▶ **What is asked**
Write out each line exactly as given. Leave the pictures out of your copy.

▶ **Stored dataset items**
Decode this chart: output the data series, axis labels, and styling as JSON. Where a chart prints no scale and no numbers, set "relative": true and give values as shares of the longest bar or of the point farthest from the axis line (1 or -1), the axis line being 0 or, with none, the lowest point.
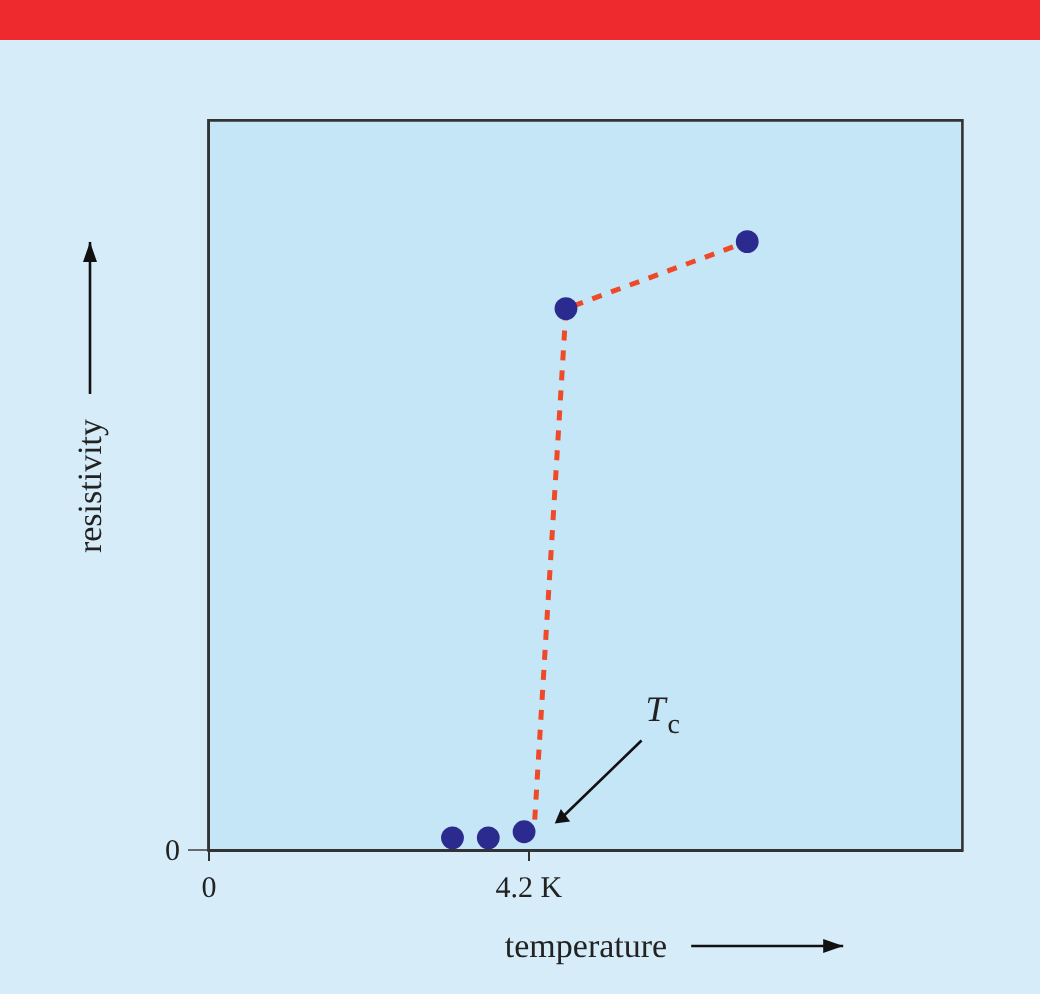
{
  "chart_data": {
    "type": "scatter",
    "xlabel": "temperature",
    "ylabel": "resistivity",
    "relative": true,
    "xlim": [
      0,
      9.9
    ],
    "xticks": [
      0,
      {
        "value": 4.2,
        "label": "4.2 K"
      }
    ],
    "grid": false,
    "series": [
      {
        "type": "line",
        "color": "#ee4a2a",
        "line_style": "dashed",
        "marker": "none",
        "x": [
          4.29,
          4.7,
          7.08
        ],
        "values": [
          0.05,
          0.89,
          1
        ]
      },
      {
        "color": "#2b2a8e",
        "marker": "circle",
        "x": [
          3.21,
          3.68,
          4.15,
          4.7,
          7.08
        ],
        "values": [
          0.02,
          0.02,
          0.03,
          0.89,
          1
        ]
      }
    ],
    "annotations": [
      "0",
      "T$_{c}$"
    ]
  }
}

▶ **Problem solution**
Decode this chart: output the data series, axis labels, and styling as JSON. Where a chart prints no scale and no numbers, set "relative": true and give values as shares of the longest bar or of the point farthest from the axis line (1 or -1), the axis line being 0 or, with none, the lowest point.
{
  "chart_data": {
    "type": "scatter",
    "xlabel": "temperature",
    "ylabel": "resistivity",
    "relative": true,
    "xlim": [
      0,
      9.9
    ],
    "xticks": [
      0,
      {
        "value": 4.2,
        "label": "4.2 K"
      }
    ],
    "grid": false,
    "series": [
      {
        "type": "line",
        "color": "#ee4a2a",
        "line_style": "dashed",
        "marker": "none",
        "x": [
          4.29,
          4.7,
          7.08
        ],
        "values": [
          0.05,
          0.89,
          1
        ]
      },
      {
        "color": "#2b2a8e",
        "marker": "circle",
        "x": [
          3.21,
          3.68,
          4.15,
          4.7,
          7.08
        ],
        "values": [
          0.02,
          0.02,
          0.03,
          0.89,
          1
        ]
      }
    ],
    "annotations": [
      "0",
      "T$_{c}$"
    ]
  }
}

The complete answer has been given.